What you have to do: Search the material for the word "this" and copy each line that holds it.
===
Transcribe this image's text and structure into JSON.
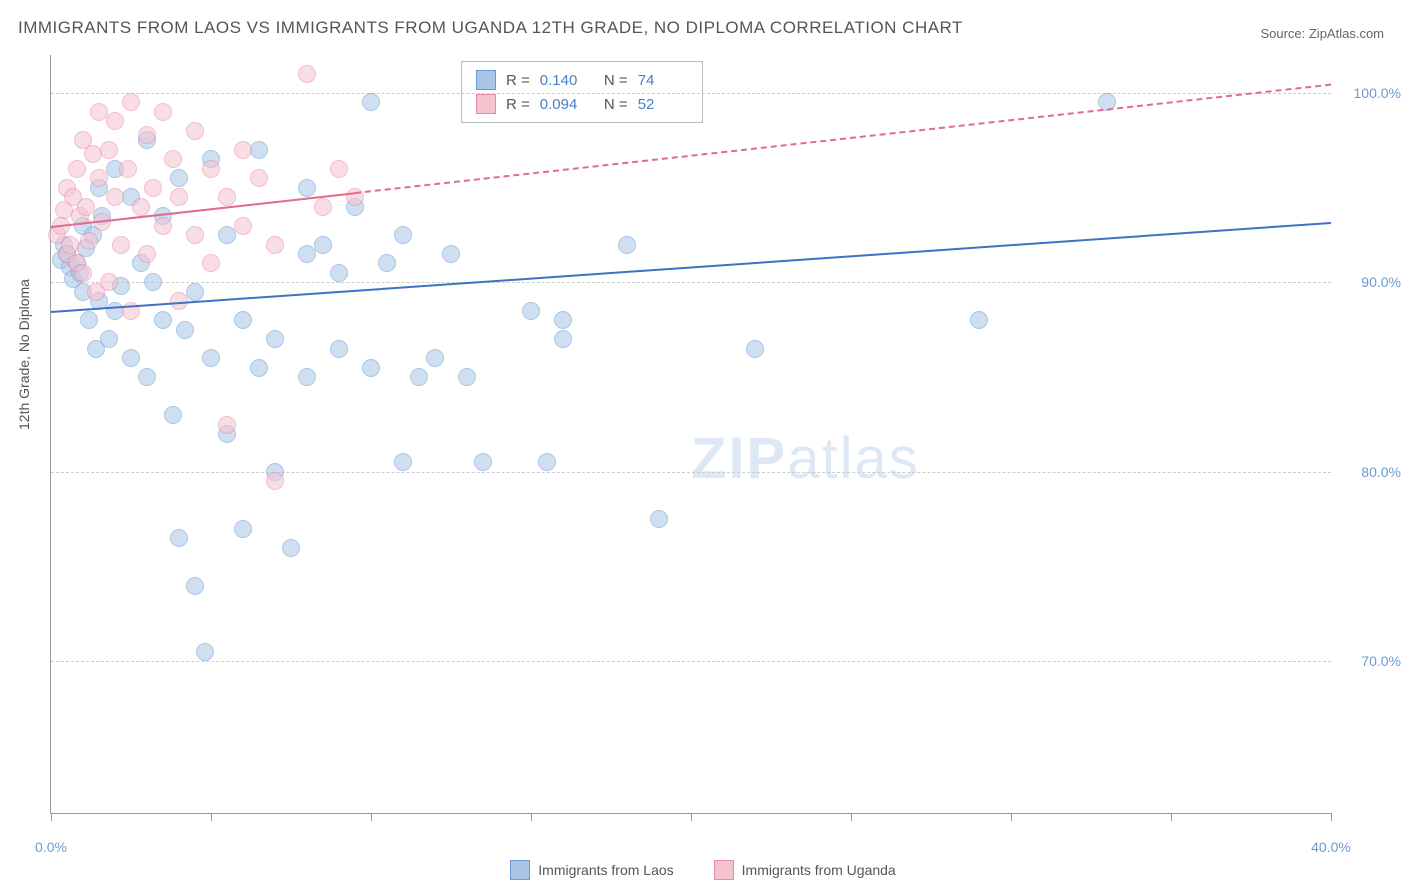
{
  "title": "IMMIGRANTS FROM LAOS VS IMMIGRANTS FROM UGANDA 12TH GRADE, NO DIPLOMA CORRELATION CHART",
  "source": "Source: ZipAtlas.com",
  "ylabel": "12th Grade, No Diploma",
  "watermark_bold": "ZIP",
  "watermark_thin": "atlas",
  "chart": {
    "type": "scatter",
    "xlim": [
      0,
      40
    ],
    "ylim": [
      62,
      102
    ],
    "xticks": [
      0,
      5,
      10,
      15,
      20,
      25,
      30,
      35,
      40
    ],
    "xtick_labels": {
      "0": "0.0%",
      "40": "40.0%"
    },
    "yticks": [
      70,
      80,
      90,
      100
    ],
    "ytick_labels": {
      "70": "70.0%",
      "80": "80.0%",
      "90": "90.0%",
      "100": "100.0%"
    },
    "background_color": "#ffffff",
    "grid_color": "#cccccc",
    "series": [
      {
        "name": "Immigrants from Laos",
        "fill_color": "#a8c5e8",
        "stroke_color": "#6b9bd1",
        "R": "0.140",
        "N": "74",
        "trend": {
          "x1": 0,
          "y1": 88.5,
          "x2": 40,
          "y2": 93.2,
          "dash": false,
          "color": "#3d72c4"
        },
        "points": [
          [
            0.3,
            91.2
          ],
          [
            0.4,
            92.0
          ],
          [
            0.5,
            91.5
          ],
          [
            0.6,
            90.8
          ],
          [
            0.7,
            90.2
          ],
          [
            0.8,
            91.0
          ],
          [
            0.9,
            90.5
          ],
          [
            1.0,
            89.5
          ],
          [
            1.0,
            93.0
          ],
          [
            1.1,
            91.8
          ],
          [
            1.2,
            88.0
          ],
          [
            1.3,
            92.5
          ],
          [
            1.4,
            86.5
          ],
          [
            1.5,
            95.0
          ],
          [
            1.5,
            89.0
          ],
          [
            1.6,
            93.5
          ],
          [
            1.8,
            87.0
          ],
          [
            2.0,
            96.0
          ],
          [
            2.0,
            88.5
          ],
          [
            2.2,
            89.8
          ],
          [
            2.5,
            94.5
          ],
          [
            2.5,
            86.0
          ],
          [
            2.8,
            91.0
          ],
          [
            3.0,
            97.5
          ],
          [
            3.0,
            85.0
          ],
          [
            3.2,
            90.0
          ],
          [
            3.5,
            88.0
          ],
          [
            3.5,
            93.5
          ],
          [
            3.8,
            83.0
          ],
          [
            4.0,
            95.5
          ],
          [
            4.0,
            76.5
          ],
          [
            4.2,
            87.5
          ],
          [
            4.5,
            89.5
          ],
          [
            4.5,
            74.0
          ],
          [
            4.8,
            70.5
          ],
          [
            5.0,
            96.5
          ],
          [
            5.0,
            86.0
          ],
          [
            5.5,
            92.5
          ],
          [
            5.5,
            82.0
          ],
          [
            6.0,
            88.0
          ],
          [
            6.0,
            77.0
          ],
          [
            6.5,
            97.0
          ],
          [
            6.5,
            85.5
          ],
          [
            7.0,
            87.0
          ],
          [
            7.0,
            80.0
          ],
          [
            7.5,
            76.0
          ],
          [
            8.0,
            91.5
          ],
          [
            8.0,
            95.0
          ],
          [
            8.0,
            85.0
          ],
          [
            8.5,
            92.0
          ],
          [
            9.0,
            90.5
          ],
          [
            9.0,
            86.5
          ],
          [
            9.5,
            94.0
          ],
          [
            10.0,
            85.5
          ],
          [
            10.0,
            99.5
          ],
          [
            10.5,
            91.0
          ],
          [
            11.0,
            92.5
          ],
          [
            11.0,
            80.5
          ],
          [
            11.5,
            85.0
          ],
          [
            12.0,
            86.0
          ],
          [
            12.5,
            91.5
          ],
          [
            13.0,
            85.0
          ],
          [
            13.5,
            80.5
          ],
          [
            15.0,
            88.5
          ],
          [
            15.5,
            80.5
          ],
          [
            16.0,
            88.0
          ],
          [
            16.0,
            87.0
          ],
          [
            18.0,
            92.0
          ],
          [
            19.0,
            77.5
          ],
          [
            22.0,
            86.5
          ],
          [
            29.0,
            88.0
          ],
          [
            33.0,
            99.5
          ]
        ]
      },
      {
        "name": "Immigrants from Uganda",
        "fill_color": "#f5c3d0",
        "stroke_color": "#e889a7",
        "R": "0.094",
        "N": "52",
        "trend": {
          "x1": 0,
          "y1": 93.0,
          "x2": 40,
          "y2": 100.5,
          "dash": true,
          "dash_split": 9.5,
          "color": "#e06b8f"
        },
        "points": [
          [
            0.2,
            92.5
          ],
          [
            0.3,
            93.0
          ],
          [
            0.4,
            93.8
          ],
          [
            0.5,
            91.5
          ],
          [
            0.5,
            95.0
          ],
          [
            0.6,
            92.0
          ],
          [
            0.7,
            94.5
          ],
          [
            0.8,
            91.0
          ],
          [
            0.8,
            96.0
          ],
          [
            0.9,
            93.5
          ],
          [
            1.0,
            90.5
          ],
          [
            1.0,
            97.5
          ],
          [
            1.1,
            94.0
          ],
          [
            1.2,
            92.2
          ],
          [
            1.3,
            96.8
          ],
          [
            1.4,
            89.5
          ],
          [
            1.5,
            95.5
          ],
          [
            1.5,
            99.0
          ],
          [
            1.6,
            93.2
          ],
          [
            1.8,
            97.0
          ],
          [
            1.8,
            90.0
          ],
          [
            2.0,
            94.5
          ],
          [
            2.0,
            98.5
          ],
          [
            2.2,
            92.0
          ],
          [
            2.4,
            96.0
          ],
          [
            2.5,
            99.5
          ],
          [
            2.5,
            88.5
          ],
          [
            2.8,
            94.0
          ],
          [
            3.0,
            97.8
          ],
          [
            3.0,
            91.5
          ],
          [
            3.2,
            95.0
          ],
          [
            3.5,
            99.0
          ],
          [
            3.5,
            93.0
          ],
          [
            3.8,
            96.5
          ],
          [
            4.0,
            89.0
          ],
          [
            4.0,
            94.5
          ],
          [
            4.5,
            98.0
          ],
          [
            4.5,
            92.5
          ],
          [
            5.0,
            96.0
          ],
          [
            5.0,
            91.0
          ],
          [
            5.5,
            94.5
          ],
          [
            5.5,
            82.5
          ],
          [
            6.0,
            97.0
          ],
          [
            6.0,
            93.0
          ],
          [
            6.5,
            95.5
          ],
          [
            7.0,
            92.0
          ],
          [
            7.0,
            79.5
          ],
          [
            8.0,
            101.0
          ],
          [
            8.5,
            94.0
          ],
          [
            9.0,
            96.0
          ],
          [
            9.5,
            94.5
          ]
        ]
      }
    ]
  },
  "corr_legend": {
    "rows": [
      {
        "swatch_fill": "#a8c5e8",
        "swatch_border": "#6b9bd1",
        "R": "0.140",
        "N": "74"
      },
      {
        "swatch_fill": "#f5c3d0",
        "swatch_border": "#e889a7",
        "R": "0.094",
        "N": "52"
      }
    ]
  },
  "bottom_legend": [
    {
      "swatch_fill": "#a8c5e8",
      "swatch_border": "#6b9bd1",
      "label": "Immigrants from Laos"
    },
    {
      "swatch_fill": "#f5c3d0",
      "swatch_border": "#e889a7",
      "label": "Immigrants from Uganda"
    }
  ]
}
===
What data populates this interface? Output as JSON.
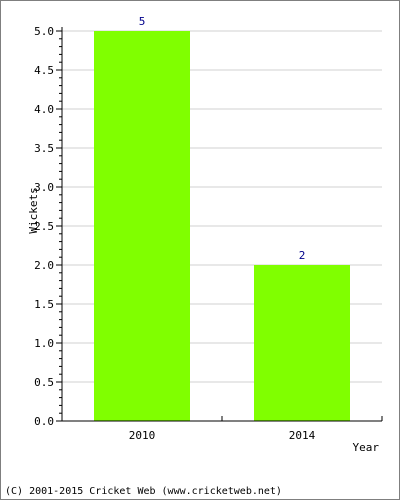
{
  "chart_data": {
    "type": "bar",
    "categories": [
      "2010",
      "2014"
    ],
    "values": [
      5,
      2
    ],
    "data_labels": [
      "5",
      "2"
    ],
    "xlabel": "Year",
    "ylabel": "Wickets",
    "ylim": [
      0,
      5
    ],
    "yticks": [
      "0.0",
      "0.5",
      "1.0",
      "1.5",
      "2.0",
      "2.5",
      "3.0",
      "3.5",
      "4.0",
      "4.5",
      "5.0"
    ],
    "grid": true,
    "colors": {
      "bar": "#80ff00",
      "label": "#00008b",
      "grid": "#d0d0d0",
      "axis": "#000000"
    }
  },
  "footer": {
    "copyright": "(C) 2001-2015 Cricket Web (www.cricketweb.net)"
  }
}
===
Exercise output:
Transcribe this image's text and structure into JSON.
What data populates this interface? Output as JSON.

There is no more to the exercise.